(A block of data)
______

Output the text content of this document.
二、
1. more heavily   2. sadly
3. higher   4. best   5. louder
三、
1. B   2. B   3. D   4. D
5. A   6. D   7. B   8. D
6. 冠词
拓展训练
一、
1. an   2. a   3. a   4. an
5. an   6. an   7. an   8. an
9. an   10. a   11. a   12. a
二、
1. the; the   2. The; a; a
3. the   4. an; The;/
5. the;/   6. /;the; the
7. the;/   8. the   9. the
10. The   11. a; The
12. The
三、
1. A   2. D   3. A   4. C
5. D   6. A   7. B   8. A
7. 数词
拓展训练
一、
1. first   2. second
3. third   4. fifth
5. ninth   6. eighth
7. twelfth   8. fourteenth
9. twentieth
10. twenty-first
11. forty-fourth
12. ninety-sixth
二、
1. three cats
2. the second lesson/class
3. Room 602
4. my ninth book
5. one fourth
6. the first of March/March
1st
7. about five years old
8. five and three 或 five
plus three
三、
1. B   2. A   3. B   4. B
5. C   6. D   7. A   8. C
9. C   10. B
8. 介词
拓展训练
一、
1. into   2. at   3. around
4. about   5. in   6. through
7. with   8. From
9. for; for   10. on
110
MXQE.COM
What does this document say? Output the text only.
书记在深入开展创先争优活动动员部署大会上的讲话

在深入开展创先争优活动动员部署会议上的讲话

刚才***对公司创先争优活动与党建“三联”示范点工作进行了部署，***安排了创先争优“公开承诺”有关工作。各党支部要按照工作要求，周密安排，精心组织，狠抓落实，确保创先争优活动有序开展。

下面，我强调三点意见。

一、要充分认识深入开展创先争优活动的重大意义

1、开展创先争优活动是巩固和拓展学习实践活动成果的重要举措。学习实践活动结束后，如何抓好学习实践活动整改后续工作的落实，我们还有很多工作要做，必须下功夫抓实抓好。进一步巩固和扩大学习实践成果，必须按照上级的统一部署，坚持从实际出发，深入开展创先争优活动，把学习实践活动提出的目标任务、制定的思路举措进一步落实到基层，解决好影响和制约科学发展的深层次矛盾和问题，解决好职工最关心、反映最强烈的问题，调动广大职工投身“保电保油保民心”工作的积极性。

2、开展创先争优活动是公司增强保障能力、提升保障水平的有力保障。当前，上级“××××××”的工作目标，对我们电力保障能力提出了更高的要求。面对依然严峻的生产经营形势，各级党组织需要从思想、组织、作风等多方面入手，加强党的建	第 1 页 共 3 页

______

**Instructions for the task:**
Locate the string "five" in the listing above and copy every line where it occurs.

**Answer to the exercise:**
7. about five years old
8. five and three 或 five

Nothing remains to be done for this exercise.